### WRITTEN PROBLEM
Retype the material below. Keep every word exactly as it is.

Dataset records
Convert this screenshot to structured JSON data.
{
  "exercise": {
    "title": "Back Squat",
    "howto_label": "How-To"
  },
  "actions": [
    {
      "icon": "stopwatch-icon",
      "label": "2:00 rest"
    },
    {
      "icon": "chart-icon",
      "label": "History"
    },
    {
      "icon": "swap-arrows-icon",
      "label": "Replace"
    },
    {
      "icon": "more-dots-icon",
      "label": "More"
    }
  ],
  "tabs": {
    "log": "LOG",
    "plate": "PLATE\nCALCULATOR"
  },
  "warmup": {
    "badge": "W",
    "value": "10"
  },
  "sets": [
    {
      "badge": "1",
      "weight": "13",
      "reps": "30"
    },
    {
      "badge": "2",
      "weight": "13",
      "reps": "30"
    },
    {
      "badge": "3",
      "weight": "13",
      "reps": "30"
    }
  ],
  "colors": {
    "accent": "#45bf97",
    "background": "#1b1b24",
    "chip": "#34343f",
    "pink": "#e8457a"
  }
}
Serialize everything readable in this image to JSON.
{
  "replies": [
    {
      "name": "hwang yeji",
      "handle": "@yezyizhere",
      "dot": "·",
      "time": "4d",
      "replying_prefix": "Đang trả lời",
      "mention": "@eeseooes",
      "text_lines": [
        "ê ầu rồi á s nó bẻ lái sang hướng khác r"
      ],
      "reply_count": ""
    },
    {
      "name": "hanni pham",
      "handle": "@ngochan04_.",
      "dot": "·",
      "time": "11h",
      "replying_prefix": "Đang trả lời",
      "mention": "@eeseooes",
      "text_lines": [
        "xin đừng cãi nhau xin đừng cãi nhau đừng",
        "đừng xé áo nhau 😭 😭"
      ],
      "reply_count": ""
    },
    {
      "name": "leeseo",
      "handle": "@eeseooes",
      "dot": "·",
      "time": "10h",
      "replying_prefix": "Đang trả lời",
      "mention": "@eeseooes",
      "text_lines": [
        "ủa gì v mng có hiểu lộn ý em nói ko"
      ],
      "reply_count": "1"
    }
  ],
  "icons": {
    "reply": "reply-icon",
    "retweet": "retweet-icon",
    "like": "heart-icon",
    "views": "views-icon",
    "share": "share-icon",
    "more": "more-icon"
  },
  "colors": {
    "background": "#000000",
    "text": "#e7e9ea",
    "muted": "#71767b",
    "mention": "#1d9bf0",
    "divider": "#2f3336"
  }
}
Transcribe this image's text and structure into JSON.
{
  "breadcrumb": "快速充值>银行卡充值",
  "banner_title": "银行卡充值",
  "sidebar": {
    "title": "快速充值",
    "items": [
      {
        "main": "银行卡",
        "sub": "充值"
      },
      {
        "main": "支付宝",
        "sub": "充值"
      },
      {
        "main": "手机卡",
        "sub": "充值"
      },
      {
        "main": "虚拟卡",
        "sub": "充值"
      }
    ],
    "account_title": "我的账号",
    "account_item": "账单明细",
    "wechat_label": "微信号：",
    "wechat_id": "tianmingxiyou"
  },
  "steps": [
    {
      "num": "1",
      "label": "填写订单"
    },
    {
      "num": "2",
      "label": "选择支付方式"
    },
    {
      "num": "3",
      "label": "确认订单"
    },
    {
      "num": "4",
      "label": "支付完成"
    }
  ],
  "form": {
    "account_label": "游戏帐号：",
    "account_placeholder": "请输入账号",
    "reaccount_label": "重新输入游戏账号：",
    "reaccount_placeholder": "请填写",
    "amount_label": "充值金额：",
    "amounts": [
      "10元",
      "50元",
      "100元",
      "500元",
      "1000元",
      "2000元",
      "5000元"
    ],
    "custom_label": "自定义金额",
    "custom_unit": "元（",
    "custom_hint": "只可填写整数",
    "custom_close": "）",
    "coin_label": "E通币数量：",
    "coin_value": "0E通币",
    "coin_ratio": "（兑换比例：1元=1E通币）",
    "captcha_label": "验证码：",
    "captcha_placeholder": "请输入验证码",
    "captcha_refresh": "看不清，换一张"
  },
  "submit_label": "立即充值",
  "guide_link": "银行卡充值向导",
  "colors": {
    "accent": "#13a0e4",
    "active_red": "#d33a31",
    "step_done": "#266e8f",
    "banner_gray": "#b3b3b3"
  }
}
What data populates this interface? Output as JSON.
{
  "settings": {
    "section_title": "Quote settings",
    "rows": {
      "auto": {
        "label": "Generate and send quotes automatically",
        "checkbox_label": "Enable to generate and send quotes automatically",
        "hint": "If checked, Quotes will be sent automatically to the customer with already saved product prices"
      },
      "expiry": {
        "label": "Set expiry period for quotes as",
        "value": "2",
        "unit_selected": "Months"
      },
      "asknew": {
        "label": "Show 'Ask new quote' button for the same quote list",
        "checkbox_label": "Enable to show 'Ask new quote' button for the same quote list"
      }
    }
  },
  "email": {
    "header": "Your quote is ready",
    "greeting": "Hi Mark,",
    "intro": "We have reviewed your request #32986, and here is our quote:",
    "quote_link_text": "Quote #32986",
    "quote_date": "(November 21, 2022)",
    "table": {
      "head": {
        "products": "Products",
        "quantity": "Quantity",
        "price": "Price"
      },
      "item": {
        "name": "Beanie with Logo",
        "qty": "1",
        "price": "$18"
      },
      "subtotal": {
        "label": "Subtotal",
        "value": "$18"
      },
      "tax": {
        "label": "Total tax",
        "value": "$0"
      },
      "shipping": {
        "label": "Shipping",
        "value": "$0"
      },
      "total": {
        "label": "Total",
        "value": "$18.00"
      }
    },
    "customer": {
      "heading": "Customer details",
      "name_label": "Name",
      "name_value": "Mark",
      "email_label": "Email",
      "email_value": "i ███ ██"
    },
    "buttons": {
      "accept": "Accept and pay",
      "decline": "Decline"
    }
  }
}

### TASK RESPONSE
Convert this screenshot to structured JSON data.
{
  "exercise": {
    "title": "Back Squat",
    "howto_label": "How-To"
  },
  "actions": [
    {
      "icon": "stopwatch-icon",
      "label": "2:00 rest"
    },
    {
      "icon": "chart-icon",
      "label": "History"
    },
    {
      "icon": "swap-arrows-icon",
      "label": "Replace"
    },
    {
      "icon": "more-dots-icon",
      "label": "More"
    }
  ],
  "tabs": {
    "log": "LOG",
    "plate": "PLATE\nCALCULATOR"
  },
  "warmup": {
    "badge": "W",
    "value": "10"
  },
  "sets": [
    {
      "badge": "1",
      "weight": "13",
      "reps": "30"
    },
    {
      "badge": "2",
      "weight": "13",
      "reps": "30"
    },
    {
      "badge": "3",
      "weight": "13",
      "reps": "30"
    }
  ],
  "colors": {
    "accent": "#45bf97",
    "background": "#1b1b24",
    "chip": "#34343f",
    "pink": "#e8457a"
  }
}
Serialize everything readable in this image to JSON.
{
  "replies": [
    {
      "name": "hwang yeji",
      "handle": "@yezyizhere",
      "dot": "·",
      "time": "4d",
      "replying_prefix": "Đang trả lời",
      "mention": "@eeseooes",
      "text_lines": [
        "ê ầu rồi á s nó bẻ lái sang hướng khác r"
      ],
      "reply_count": ""
    },
    {
      "name": "hanni pham",
      "handle": "@ngochan04_.",
      "dot": "·",
      "time": "11h",
      "replying_prefix": "Đang trả lời",
      "mention": "@eeseooes",
      "text_lines": [
        "xin đừng cãi nhau xin đừng cãi nhau đừng",
        "đừng xé áo nhau 😭 😭"
      ],
      "reply_count": ""
    },
    {
      "name": "leeseo",
      "handle": "@eeseooes",
      "dot": "·",
      "time": "10h",
      "replying_prefix": "Đang trả lời",
      "mention": "@eeseooes",
      "text_lines": [
        "ủa gì v mng có hiểu lộn ý em nói ko"
      ],
      "reply_count": "1"
    }
  ],
  "icons": {
    "reply": "reply-icon",
    "retweet": "retweet-icon",
    "like": "heart-icon",
    "views": "views-icon",
    "share": "share-icon",
    "more": "more-icon"
  },
  "colors": {
    "background": "#000000",
    "text": "#e7e9ea",
    "muted": "#71767b",
    "mention": "#1d9bf0",
    "divider": "#2f3336"
  }
}
Transcribe this image's text and structure into JSON.
{
  "breadcrumb": "快速充值>银行卡充值",
  "banner_title": "银行卡充值",
  "sidebar": {
    "title": "快速充值",
    "items": [
      {
        "main": "银行卡",
        "sub": "充值"
      },
      {
        "main": "支付宝",
        "sub": "充值"
      },
      {
        "main": "手机卡",
        "sub": "充值"
      },
      {
        "main": "虚拟卡",
        "sub": "充值"
      }
    ],
    "account_title": "我的账号",
    "account_item": "账单明细",
    "wechat_label": "微信号：",
    "wechat_id": "tianmingxiyou"
  },
  "steps": [
    {
      "num": "1",
      "label": "填写订单"
    },
    {
      "num": "2",
      "label": "选择支付方式"
    },
    {
      "num": "3",
      "label": "确认订单"
    },
    {
      "num": "4",
      "label": "支付完成"
    }
  ],
  "form": {
    "account_label": "游戏帐号：",
    "account_placeholder": "请输入账号",
    "reaccount_label": "重新输入游戏账号：",
    "reaccount_placeholder": "请填写",
    "amount_label": "充值金额：",
    "amounts": [
      "10元",
      "50元",
      "100元",
      "500元",
      "1000元",
      "2000元",
      "5000元"
    ],
    "custom_label": "自定义金额",
    "custom_unit": "元（",
    "custom_hint": "只可填写整数",
    "custom_close": "）",
    "coin_label": "E通币数量：",
    "coin_value": "0E通币",
    "coin_ratio": "（兑换比例：1元=1E通币）",
    "captcha_label": "验证码：",
    "captcha_placeholder": "请输入验证码",
    "captcha_refresh": "看不清，换一张"
  },
  "submit_label": "立即充值",
  "guide_link": "银行卡充值向导",
  "colors": {
    "accent": "#13a0e4",
    "active_red": "#d33a31",
    "step_done": "#266e8f",
    "banner_gray": "#b3b3b3"
  }
}
What data populates this interface? Output as JSON.
{
  "settings": {
    "section_title": "Quote settings",
    "rows": {
      "auto": {
        "label": "Generate and send quotes automatically",
        "checkbox_label": "Enable to generate and send quotes automatically",
        "hint": "If checked, Quotes will be sent automatically to the customer with already saved product prices"
      },
      "expiry": {
        "label": "Set expiry period for quotes as",
        "value": "2",
        "unit_selected": "Months"
      },
      "asknew": {
        "label": "Show 'Ask new quote' button for the same quote list",
        "checkbox_label": "Enable to show 'Ask new quote' button for the same quote list"
      }
    }
  },
  "email": {
    "header": "Your quote is ready",
    "greeting": "Hi Mark,",
    "intro": "We have reviewed your request #32986, and here is our quote:",
    "quote_link_text": "Quote #32986",
    "quote_date": "(November 21, 2022)",
    "table": {
      "head": {
        "products": "Products",
        "quantity": "Quantity",
        "price": "Price"
      },
      "item": {
        "name": "Beanie with Logo",
        "qty": "1",
        "price": "$18"
      },
      "subtotal": {
        "label": "Subtotal",
        "value": "$18"
      },
      "tax": {
        "label": "Total tax",
        "value": "$0"
      },
      "shipping": {
        "label": "Shipping",
        "value": "$0"
      },
      "total": {
        "label": "Total",
        "value": "$18.00"
      }
    },
    "customer": {
      "heading": "Customer details",
      "name_label": "Name",
      "name_value": "Mark",
      "email_label": "Email",
      "email_value": "i ███ ██"
    },
    "buttons": {
      "accept": "Accept and pay",
      "decline": "Decline"
    }
  }
}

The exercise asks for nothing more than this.